• [STATED PROBLEM]:
Leave out the pictures and transcribe the rest of the records exactly.

• [THE DATA]:
────────

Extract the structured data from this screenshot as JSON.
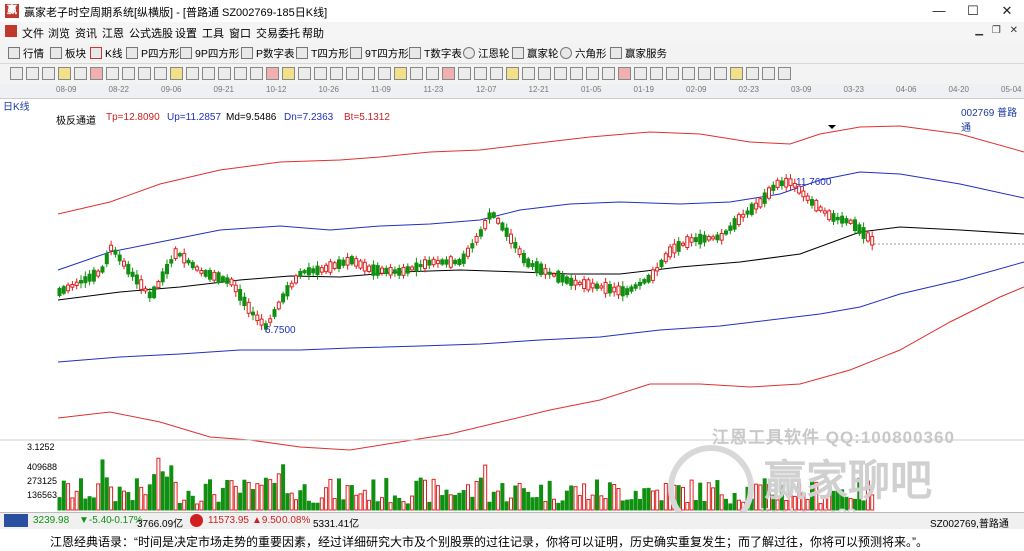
{
  "window": {
    "title": "赢家老子时空周期系统[纵横版] - [普路通  SZ002769-185日K线]",
    "controls": [
      "—",
      "☐",
      "✕"
    ]
  },
  "menu": [
    "文件",
    "浏览",
    "资讯",
    "江恩",
    "公式选股",
    "设置",
    "工具",
    "窗口",
    "交易委托",
    "帮助"
  ],
  "toolbar": [
    "行情",
    "板块",
    "K线",
    "P四方形",
    "9P四方形",
    "P数字表",
    "T四方形",
    "9T四方形",
    "T数字表",
    "江恩轮",
    "赢家轮",
    "六角形",
    "赢家服务"
  ],
  "date_axis": [
    "08-09",
    "08-22",
    "09-06",
    "09-21",
    "10-12",
    "10-26",
    "11-09",
    "11-23",
    "12-07",
    "12-21",
    "01-05",
    "01-19",
    "02-09",
    "02-23",
    "03-09",
    "03-23",
    "04-06",
    "04-20",
    "05-04"
  ],
  "info": {
    "period": "日K线",
    "indicator": "极反通道",
    "tp": "Tp=12.8090",
    "up": "Up=11.2857",
    "md": "Md=9.5486",
    "dn": "Dn=7.2363",
    "bt": "Bt=5.1312",
    "stock": "002769  普路通"
  },
  "chart_data": {
    "type": "candlestick",
    "high_label": "11.7600",
    "low_label": "6.7500",
    "volume_labels": [
      "3.1252",
      "409688",
      "273125",
      "136563"
    ]
  },
  "watermark": {
    "line1": "江恩工具软件  QQ:100800360",
    "line2": "赢家聊吧",
    "line3": "jiaoba.vic33"
  },
  "status": {
    "sh_index": "3239.98",
    "sh_change": "▼-5.40",
    "sh_pct": "-0.17%",
    "sh_amount": "3766.09亿",
    "sz_index": "11573.95",
    "sz_change": "▲9.50",
    "sz_pct": "0.08%",
    "sz_amount": "5331.41亿",
    "stock": "SZ002769,普路通"
  },
  "quote": "江恩经典语录：“时间是决定市场走势的重要因素，经过详细研究大市及个别股票的过往记录，你将可以证明，历史确实重复发生；而了解过往，你将可以预测将来。”。",
  "colors": {
    "up": "#e02020",
    "down": "#109010",
    "mid": "#000000",
    "upper": "#2030c0",
    "outer": "#e03030"
  }
}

────────

• [SOLUTION TO THE PROBLEM]:
Extract the structured data from this screenshot as JSON.
{
  "window": {
    "title": "赢家老子时空周期系统[纵横版] - [普路通  SZ002769-185日K线]",
    "controls": [
      "—",
      "☐",
      "✕"
    ]
  },
  "menu": [
    "文件",
    "浏览",
    "资讯",
    "江恩",
    "公式选股",
    "设置",
    "工具",
    "窗口",
    "交易委托",
    "帮助"
  ],
  "toolbar": [
    "行情",
    "板块",
    "K线",
    "P四方形",
    "9P四方形",
    "P数字表",
    "T四方形",
    "9T四方形",
    "T数字表",
    "江恩轮",
    "赢家轮",
    "六角形",
    "赢家服务"
  ],
  "date_axis": [
    "08-09",
    "08-22",
    "09-06",
    "09-21",
    "10-12",
    "10-26",
    "11-09",
    "11-23",
    "12-07",
    "12-21",
    "01-05",
    "01-19",
    "02-09",
    "02-23",
    "03-09",
    "03-23",
    "04-06",
    "04-20",
    "05-04"
  ],
  "info": {
    "period": "日K线",
    "indicator": "极反通道",
    "tp": "Tp=12.8090",
    "up": "Up=11.2857",
    "md": "Md=9.5486",
    "dn": "Dn=7.2363",
    "bt": "Bt=5.1312",
    "stock": "002769  普路通"
  },
  "chart_data": {
    "type": "candlestick",
    "high_label": "11.7600",
    "low_label": "6.7500",
    "volume_labels": [
      "3.1252",
      "409688",
      "273125",
      "136563"
    ]
  },
  "watermark": {
    "line1": "江恩工具软件  QQ:100800360",
    "line2": "赢家聊吧",
    "line3": "jiaoba.vic33"
  },
  "status": {
    "sh_index": "3239.98",
    "sh_change": "▼-5.40",
    "sh_pct": "-0.17%",
    "sh_amount": "3766.09亿",
    "sz_index": "11573.95",
    "sz_change": "▲9.50",
    "sz_pct": "0.08%",
    "sz_amount": "5331.41亿",
    "stock": "SZ002769,普路通"
  },
  "quote": "江恩经典语录：“时间是决定市场走势的重要因素，经过详细研究大市及个别股票的过往记录，你将可以证明，历史确实重复发生；而了解过往，你将可以预测将来。”。",
  "colors": {
    "up": "#e02020",
    "down": "#109010",
    "mid": "#000000",
    "upper": "#2030c0",
    "outer": "#e03030"
  }
}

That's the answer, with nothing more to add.